» Objective: State how many lines of the data contain the word "page", and write nothing besides the number.

» Exercise materials:
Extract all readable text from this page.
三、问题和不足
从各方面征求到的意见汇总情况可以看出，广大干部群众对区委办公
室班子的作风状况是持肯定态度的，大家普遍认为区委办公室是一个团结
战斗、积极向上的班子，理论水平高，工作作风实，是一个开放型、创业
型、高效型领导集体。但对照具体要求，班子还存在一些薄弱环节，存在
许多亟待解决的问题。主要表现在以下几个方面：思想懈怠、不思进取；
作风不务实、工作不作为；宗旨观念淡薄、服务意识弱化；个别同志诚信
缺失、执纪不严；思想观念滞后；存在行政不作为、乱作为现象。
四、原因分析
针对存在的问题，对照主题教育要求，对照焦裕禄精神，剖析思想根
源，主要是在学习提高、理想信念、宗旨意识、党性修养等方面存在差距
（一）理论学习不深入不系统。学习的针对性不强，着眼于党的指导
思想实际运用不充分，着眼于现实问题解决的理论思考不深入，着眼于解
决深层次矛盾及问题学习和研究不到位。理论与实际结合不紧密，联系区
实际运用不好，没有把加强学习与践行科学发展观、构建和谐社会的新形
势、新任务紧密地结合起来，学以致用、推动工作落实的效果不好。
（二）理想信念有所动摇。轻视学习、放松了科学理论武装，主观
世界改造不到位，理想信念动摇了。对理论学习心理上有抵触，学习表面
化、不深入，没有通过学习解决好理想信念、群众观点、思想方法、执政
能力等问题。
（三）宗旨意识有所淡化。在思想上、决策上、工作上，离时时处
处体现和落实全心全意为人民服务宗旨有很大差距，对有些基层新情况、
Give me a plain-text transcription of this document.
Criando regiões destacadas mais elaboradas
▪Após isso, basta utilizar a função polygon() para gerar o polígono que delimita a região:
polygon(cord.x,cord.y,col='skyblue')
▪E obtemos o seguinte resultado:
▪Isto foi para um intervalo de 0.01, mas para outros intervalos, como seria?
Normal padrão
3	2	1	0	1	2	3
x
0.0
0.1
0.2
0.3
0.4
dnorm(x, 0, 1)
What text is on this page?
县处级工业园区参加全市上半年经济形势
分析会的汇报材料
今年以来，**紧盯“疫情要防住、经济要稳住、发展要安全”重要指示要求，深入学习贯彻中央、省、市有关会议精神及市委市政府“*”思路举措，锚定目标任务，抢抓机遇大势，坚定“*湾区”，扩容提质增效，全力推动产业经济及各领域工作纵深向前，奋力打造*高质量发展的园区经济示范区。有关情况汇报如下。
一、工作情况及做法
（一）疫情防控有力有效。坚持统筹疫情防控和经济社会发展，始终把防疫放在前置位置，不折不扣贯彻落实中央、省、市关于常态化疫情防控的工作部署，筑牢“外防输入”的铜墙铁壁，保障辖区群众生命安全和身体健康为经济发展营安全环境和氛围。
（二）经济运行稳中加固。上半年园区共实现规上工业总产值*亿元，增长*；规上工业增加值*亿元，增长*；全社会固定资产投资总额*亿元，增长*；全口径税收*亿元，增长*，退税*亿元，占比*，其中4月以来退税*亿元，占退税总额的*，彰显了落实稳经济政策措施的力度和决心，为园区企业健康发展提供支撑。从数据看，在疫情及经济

» Solution for this task: 2